§ EXERCISE
Locate the string "down" in the records below. Copy every line where it occurs.
**** SUPPLIED MATERIAL
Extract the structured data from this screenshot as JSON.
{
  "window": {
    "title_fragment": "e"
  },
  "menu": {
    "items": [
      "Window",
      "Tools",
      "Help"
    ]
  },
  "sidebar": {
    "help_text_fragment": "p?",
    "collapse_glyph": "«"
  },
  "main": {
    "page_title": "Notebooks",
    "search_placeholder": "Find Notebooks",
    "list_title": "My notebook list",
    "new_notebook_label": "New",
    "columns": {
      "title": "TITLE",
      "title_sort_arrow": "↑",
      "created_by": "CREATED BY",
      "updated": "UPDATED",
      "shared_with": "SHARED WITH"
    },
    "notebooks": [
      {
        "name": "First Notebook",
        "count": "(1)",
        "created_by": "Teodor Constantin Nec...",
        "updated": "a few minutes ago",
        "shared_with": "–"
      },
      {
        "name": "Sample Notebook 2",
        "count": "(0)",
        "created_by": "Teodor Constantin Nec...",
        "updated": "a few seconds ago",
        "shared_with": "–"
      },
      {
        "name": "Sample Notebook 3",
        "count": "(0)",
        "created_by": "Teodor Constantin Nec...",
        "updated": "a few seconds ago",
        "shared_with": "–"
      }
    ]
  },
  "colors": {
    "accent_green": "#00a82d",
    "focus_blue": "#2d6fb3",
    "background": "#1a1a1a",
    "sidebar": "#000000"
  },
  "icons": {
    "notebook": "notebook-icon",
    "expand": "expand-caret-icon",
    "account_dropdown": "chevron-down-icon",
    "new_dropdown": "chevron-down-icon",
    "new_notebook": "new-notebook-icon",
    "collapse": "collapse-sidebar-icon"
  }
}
********
§ WRITTEN ANSWER
    "account_dropdown": "chevron-down-icon",
    "new_dropdown": "chevron-down-icon",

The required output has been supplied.